* **Supplied material**
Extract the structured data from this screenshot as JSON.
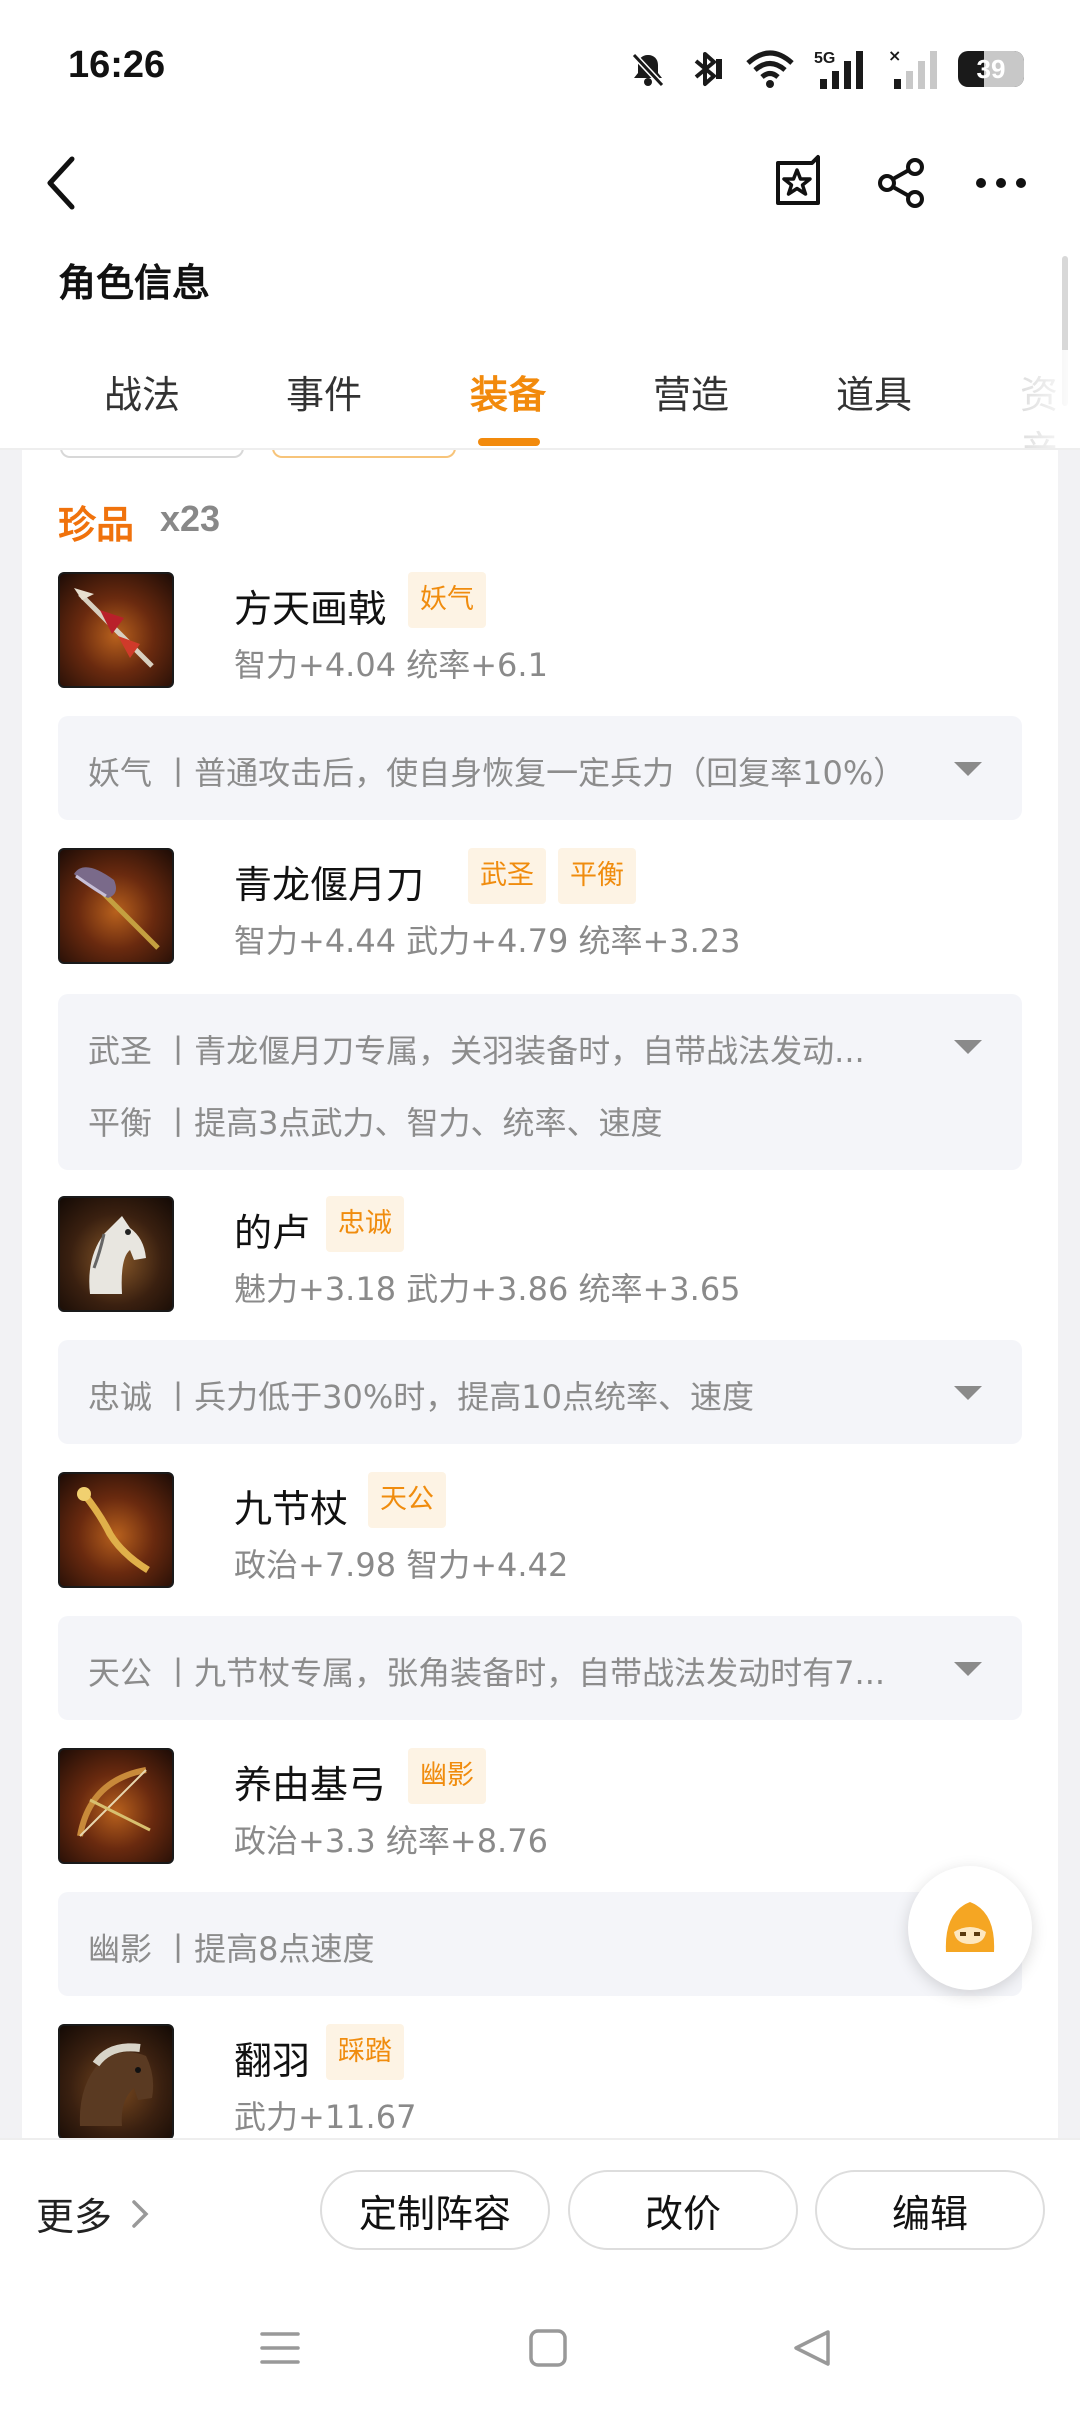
{
  "status_bar": {
    "time": "16:26",
    "battery": "39",
    "network": "5G"
  },
  "header": {
    "title": "角色信息"
  },
  "tabs": [
    {
      "label": "战法"
    },
    {
      "label": "事件"
    },
    {
      "label": "装备"
    },
    {
      "label": "营造"
    },
    {
      "label": "道具"
    },
    {
      "label": "资产"
    }
  ],
  "active_tab": "装备",
  "section": {
    "title": "珍品",
    "count": "x23"
  },
  "items": [
    {
      "name": "方天画戟",
      "tags": [
        "妖气"
      ],
      "stats": "智力+4.04 统率+6.1",
      "desc": [
        "妖气 丨普通攻击后，使自身恢复一定兵力（回复率10%）"
      ]
    },
    {
      "name": "青龙偃月刀",
      "tags": [
        "武圣",
        "平衡"
      ],
      "stats": "智力+4.44 武力+4.79 统率+3.23",
      "desc": [
        "武圣 丨青龙偃月刀专属，关羽装备时，自带战法发动...",
        "平衡 丨提高3点武力、智力、统率、速度"
      ]
    },
    {
      "name": "的卢",
      "tags": [
        "忠诚"
      ],
      "stats": "魅力+3.18 武力+3.86 统率+3.65",
      "desc": [
        "忠诚 丨兵力低于30%时，提高10点统率、速度"
      ]
    },
    {
      "name": "九节杖",
      "tags": [
        "天公"
      ],
      "stats": "政治+7.98 智力+4.42",
      "desc": [
        "天公 丨九节杖专属，张角装备时，自带战法发动时有7..."
      ]
    },
    {
      "name": "养由基弓",
      "tags": [
        "幽影"
      ],
      "stats": "政治+3.3 统率+8.76",
      "desc": [
        "幽影 丨提高8点速度"
      ]
    },
    {
      "name": "翻羽",
      "tags": [
        "踩踏"
      ],
      "stats": "武力+11.67",
      "desc": []
    }
  ],
  "bottom": {
    "more_label": "更多",
    "buttons": [
      "定制阵容",
      "改价",
      "编辑"
    ]
  },
  "icons": {
    "back": "chevron-left-icon",
    "favorite": "star-bookmark-icon",
    "share": "share-icon",
    "more": "more-dots-icon",
    "assistant": "assistant-mascot-icon"
  },
  "colors": {
    "accent": "#f28a0c",
    "tag_bg": "#fdf3e4",
    "desc_bg": "#f4f5f9"
  }
}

* **Task instructions**
Repeat the data exactly, dropping every picture it holds.

* **Output for this task**
Extract the structured data from this screenshot as JSON.
{
  "status_bar": {
    "time": "16:26",
    "battery": "39",
    "network": "5G"
  },
  "header": {
    "title": "角色信息"
  },
  "tabs": [
    {
      "label": "战法"
    },
    {
      "label": "事件"
    },
    {
      "label": "装备"
    },
    {
      "label": "营造"
    },
    {
      "label": "道具"
    },
    {
      "label": "资产"
    }
  ],
  "active_tab": "装备",
  "section": {
    "title": "珍品",
    "count": "x23"
  },
  "items": [
    {
      "name": "方天画戟",
      "tags": [
        "妖气"
      ],
      "stats": "智力+4.04 统率+6.1",
      "desc": [
        "妖气 丨普通攻击后，使自身恢复一定兵力（回复率10%）"
      ]
    },
    {
      "name": "青龙偃月刀",
      "tags": [
        "武圣",
        "平衡"
      ],
      "stats": "智力+4.44 武力+4.79 统率+3.23",
      "desc": [
        "武圣 丨青龙偃月刀专属，关羽装备时，自带战法发动...",
        "平衡 丨提高3点武力、智力、统率、速度"
      ]
    },
    {
      "name": "的卢",
      "tags": [
        "忠诚"
      ],
      "stats": "魅力+3.18 武力+3.86 统率+3.65",
      "desc": [
        "忠诚 丨兵力低于30%时，提高10点统率、速度"
      ]
    },
    {
      "name": "九节杖",
      "tags": [
        "天公"
      ],
      "stats": "政治+7.98 智力+4.42",
      "desc": [
        "天公 丨九节杖专属，张角装备时，自带战法发动时有7..."
      ]
    },
    {
      "name": "养由基弓",
      "tags": [
        "幽影"
      ],
      "stats": "政治+3.3 统率+8.76",
      "desc": [
        "幽影 丨提高8点速度"
      ]
    },
    {
      "name": "翻羽",
      "tags": [
        "踩踏"
      ],
      "stats": "武力+11.67",
      "desc": []
    }
  ],
  "bottom": {
    "more_label": "更多",
    "buttons": [
      "定制阵容",
      "改价",
      "编辑"
    ]
  },
  "icons": {
    "back": "chevron-left-icon",
    "favorite": "star-bookmark-icon",
    "share": "share-icon",
    "more": "more-dots-icon",
    "assistant": "assistant-mascot-icon"
  },
  "colors": {
    "accent": "#f28a0c",
    "tag_bg": "#fdf3e4",
    "desc_bg": "#f4f5f9"
  }
}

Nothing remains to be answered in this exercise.